- Instructions to follow -
Reproduce verbatim the lines below, starting at the one containing "agency-caption: агентство недвижимости" and ending at the one containing "thumbnail[interactable] — [446, 470, 492, 520]", with both of those lines included.
#### Input material ####
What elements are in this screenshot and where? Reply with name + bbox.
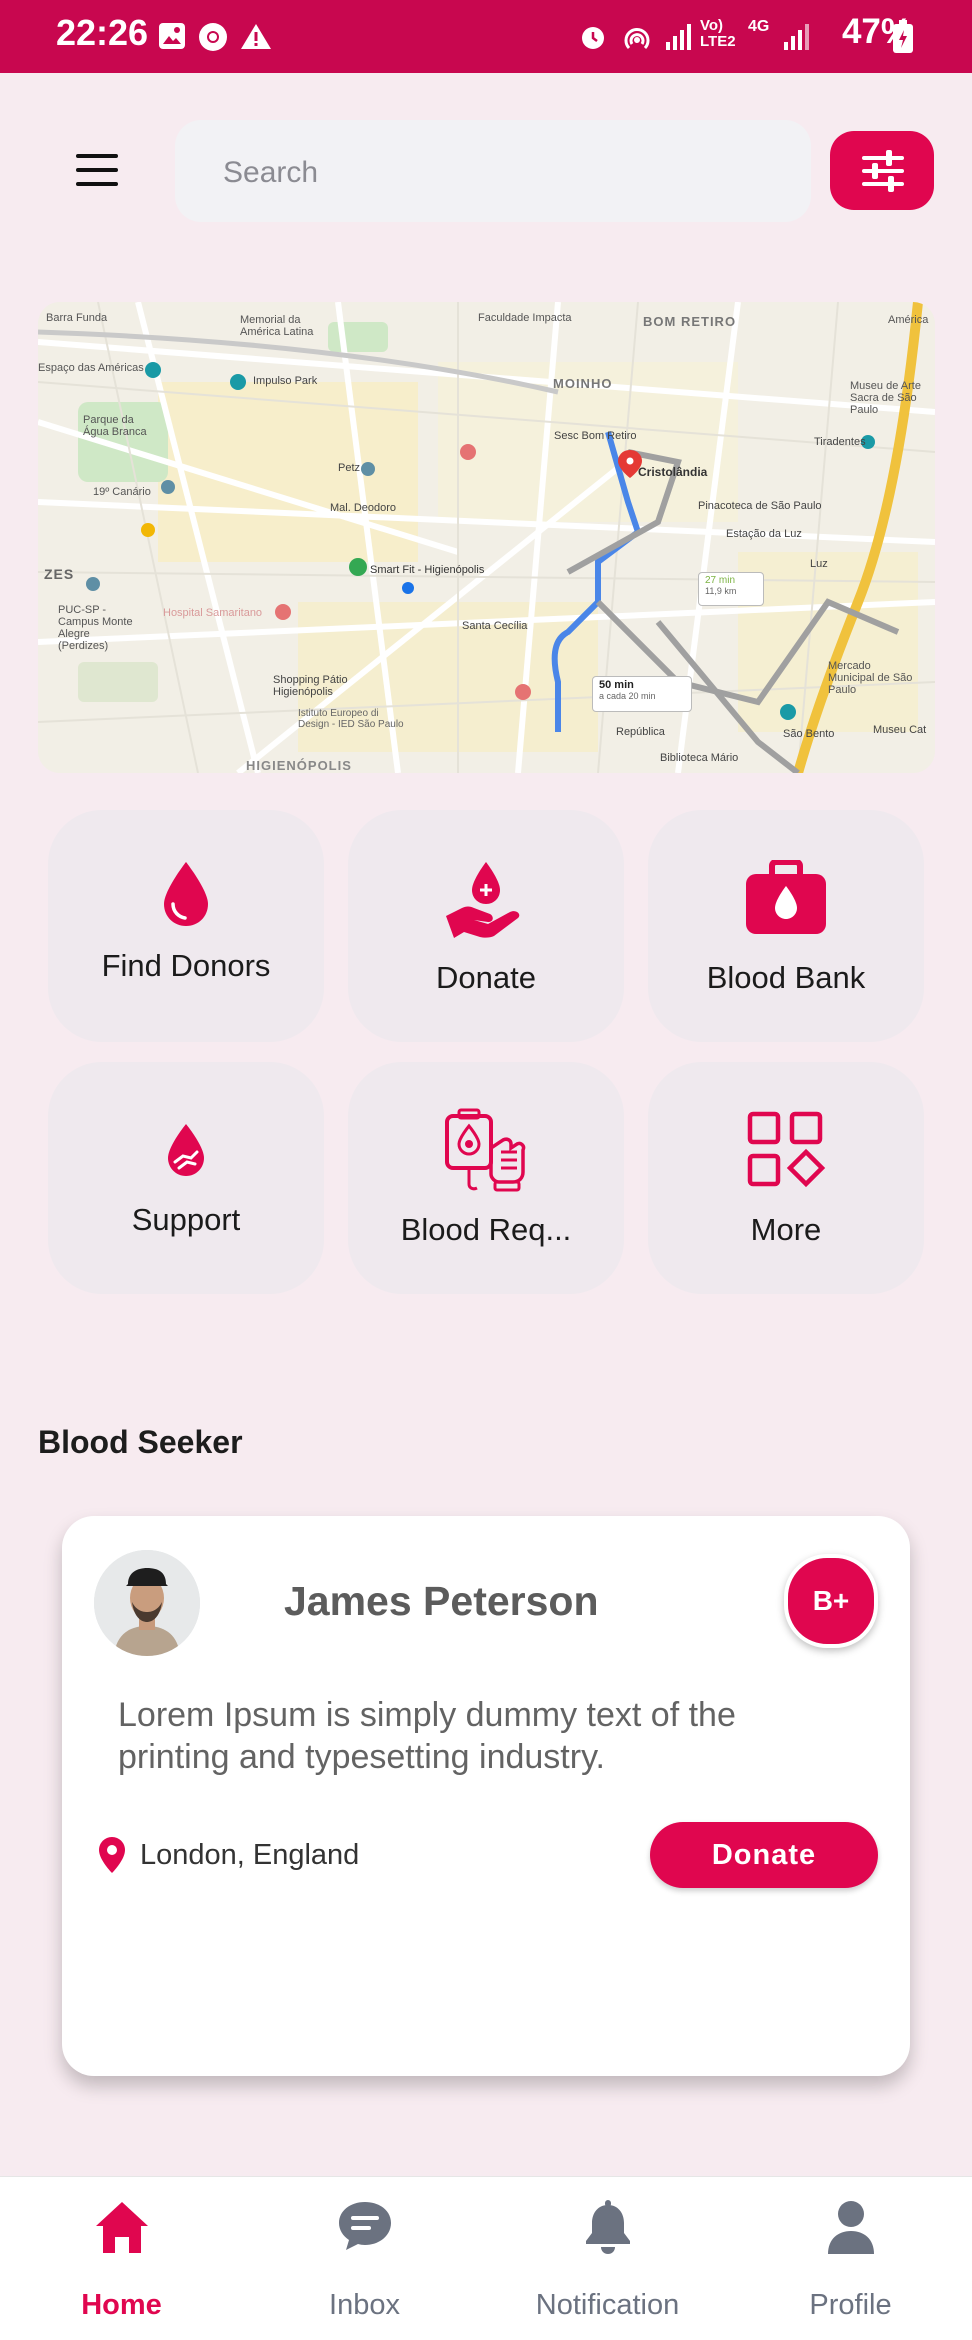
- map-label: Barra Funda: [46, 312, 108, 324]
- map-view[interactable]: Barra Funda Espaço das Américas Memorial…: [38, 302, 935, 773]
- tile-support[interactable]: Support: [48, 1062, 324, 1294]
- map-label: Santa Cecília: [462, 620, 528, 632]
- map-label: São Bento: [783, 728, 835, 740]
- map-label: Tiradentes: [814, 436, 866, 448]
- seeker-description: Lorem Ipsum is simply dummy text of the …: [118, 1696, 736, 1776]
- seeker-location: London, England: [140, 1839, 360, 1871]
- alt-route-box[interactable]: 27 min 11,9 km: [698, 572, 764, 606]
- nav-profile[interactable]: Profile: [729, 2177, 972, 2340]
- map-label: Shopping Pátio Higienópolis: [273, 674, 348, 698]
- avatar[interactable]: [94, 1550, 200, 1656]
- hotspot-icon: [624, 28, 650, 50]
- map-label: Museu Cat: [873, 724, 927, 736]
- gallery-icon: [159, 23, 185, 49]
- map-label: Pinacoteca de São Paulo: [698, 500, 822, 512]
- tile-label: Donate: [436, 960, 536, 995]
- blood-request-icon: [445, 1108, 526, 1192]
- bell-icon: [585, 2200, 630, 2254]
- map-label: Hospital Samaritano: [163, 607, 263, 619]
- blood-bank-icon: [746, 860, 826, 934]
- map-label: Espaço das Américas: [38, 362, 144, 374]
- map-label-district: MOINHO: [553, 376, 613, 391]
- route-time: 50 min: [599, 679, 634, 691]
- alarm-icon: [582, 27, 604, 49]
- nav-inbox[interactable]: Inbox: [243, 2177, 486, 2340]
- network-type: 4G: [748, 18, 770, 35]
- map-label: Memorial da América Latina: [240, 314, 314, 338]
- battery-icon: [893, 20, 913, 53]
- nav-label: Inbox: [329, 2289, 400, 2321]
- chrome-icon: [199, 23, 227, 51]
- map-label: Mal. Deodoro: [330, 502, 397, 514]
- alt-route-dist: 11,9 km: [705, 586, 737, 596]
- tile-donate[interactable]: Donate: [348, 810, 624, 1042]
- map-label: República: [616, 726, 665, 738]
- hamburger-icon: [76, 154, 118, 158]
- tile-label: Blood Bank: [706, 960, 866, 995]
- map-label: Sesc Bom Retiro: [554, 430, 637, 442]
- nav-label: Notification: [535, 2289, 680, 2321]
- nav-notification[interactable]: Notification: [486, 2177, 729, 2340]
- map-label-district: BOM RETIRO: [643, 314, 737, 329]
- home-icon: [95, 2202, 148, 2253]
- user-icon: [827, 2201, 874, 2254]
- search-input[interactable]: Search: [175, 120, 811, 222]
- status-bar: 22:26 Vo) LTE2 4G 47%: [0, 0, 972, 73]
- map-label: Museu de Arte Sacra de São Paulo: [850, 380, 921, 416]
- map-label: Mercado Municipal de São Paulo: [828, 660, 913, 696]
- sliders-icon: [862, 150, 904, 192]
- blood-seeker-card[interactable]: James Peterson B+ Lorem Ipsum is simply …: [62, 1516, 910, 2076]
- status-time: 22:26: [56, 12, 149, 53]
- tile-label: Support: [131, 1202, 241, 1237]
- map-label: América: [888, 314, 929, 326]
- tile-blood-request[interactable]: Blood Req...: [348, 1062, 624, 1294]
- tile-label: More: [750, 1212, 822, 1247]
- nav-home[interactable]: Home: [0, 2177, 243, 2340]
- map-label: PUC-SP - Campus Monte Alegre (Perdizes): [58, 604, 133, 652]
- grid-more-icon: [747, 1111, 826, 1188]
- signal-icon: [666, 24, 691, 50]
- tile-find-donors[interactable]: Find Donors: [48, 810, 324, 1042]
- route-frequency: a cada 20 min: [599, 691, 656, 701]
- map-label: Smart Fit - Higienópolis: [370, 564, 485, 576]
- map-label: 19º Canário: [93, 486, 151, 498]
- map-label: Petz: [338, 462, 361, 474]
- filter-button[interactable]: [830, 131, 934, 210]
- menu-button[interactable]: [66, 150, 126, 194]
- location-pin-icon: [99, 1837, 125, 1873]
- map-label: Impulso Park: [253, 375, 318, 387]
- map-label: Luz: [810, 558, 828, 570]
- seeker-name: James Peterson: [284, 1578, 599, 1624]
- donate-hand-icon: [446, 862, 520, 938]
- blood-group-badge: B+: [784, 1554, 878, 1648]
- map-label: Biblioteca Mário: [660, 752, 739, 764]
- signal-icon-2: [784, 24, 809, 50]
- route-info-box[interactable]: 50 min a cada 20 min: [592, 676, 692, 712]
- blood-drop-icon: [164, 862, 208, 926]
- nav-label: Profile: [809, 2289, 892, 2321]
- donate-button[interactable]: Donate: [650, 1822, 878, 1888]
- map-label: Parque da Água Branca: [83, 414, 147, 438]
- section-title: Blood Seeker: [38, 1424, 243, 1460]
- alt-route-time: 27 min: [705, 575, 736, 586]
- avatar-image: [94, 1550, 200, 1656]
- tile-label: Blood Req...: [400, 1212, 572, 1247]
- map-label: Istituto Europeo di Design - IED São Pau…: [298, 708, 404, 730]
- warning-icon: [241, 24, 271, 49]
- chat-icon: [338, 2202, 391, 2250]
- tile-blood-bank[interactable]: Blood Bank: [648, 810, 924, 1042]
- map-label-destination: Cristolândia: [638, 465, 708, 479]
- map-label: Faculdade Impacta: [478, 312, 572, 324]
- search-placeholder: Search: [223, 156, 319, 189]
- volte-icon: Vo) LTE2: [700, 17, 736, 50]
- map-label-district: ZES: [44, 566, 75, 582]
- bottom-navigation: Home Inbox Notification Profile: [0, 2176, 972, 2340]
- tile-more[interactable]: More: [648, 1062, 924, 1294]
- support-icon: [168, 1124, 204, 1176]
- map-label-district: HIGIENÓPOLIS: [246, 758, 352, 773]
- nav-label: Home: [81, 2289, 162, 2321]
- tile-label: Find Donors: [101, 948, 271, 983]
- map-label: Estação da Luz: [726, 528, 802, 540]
####
#### Input material ####
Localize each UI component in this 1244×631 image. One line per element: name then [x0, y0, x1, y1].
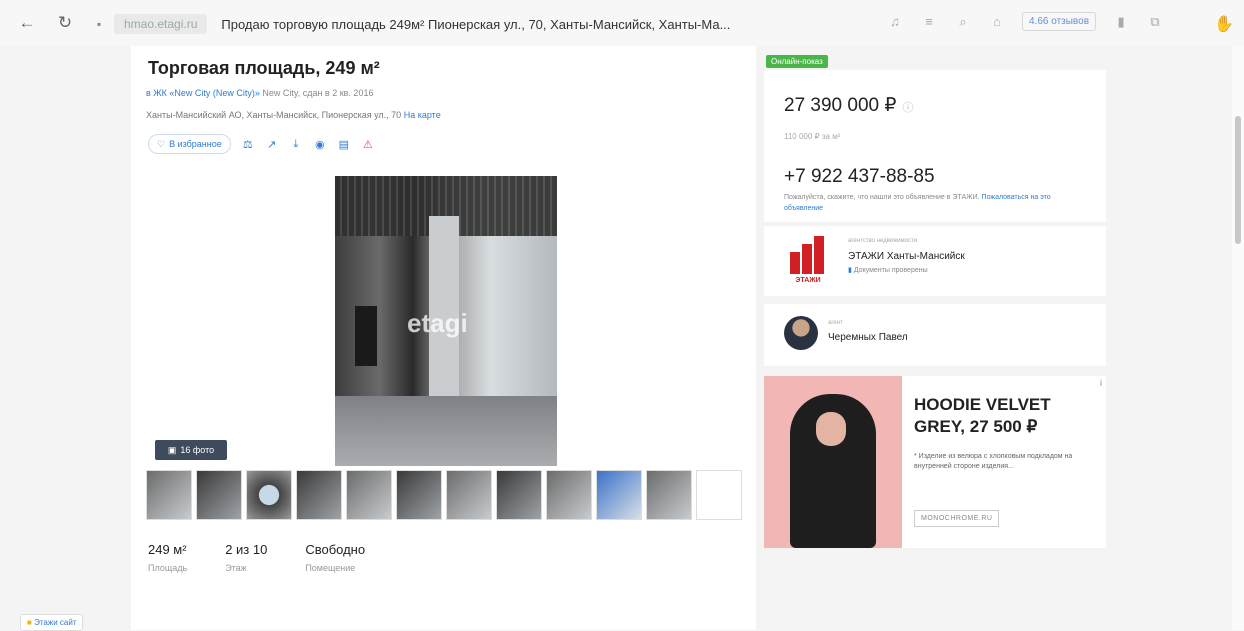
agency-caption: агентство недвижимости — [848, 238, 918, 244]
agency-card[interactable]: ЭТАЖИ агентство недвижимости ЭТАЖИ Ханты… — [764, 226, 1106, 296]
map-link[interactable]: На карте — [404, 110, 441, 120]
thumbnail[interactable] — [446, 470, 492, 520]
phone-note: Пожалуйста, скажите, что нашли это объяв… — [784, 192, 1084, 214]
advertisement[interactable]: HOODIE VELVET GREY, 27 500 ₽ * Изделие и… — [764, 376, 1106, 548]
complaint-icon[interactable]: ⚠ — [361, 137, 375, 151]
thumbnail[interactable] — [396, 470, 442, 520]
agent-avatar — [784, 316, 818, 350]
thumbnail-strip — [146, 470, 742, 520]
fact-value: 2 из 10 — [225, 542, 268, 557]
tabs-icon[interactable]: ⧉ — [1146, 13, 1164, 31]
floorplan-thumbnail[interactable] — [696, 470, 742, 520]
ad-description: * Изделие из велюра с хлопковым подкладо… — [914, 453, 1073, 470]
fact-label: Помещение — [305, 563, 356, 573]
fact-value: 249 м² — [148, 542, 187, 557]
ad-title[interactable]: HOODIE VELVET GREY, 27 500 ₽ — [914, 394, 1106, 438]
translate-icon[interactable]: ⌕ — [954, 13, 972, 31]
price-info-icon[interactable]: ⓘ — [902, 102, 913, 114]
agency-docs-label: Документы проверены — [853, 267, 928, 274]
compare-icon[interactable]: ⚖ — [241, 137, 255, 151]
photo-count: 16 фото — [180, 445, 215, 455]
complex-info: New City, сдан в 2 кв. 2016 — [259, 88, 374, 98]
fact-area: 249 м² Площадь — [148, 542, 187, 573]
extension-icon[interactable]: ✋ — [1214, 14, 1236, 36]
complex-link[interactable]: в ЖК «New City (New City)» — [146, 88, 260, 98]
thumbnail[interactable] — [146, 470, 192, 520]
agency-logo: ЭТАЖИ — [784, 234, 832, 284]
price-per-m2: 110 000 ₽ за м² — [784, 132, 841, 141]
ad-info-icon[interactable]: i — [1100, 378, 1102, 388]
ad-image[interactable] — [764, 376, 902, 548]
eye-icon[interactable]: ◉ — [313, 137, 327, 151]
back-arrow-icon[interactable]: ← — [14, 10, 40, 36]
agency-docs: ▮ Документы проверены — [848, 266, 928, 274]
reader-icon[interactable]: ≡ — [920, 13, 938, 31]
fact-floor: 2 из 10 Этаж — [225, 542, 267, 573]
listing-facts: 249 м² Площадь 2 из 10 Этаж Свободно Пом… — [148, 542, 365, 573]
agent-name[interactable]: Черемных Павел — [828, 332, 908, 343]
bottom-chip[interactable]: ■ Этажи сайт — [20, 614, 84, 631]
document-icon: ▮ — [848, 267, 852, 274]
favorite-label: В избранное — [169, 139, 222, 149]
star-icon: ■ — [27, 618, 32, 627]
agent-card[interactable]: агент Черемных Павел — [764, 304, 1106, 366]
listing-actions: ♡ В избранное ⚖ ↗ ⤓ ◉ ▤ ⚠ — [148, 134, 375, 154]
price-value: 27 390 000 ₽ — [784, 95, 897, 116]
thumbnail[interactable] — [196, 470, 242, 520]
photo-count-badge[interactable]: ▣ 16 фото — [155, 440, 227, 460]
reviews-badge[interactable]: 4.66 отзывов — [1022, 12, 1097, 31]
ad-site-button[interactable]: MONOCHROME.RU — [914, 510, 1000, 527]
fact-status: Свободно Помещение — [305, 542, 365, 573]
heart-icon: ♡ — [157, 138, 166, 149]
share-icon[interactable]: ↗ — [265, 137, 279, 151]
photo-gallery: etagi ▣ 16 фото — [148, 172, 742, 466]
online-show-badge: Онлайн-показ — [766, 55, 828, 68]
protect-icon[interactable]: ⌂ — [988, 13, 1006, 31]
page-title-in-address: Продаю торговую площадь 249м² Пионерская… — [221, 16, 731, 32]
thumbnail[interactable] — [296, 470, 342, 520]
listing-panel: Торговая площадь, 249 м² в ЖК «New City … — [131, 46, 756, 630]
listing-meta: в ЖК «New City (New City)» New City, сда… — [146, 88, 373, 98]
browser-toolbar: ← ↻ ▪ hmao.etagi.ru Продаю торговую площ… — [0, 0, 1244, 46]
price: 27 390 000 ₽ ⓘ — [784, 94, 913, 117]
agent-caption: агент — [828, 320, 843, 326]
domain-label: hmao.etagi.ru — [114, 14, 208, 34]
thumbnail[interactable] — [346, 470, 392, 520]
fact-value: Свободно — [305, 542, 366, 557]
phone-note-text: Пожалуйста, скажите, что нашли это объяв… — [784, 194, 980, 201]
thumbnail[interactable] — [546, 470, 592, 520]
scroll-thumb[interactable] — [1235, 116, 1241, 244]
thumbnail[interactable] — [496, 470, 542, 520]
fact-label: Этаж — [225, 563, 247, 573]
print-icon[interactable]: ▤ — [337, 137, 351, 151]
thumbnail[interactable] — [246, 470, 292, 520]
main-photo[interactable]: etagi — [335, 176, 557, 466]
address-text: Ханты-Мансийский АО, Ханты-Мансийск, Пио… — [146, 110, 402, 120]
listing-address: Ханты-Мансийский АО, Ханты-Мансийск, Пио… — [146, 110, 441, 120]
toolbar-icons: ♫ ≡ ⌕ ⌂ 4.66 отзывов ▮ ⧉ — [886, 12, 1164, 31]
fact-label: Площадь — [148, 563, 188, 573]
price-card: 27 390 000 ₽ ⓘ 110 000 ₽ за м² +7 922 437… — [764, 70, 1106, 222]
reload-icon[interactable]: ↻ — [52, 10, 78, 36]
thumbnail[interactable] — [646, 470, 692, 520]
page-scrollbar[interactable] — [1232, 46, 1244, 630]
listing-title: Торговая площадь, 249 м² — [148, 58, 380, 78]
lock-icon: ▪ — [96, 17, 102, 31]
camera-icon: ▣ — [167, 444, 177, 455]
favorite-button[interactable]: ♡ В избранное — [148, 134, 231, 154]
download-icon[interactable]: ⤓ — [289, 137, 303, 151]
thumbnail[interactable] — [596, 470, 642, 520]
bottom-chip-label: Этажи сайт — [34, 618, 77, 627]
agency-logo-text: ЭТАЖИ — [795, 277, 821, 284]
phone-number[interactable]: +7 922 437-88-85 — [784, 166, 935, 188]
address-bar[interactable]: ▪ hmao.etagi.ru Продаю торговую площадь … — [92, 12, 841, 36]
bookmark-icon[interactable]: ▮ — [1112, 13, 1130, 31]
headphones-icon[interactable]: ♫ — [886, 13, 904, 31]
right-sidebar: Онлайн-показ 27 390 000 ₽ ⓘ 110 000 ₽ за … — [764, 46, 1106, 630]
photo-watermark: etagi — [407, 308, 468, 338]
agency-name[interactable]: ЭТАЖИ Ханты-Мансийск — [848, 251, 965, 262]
####
- Right answer -
agency-caption: агентство недвижимости — [848, 238, 918, 244]
agency-card[interactable]: ЭТАЖИ агентство недвижимости ЭТАЖИ Ханты… — [764, 226, 1106, 296]
map-link[interactable]: На карте — [404, 110, 441, 120]
thumbnail[interactable] — [446, 470, 492, 520]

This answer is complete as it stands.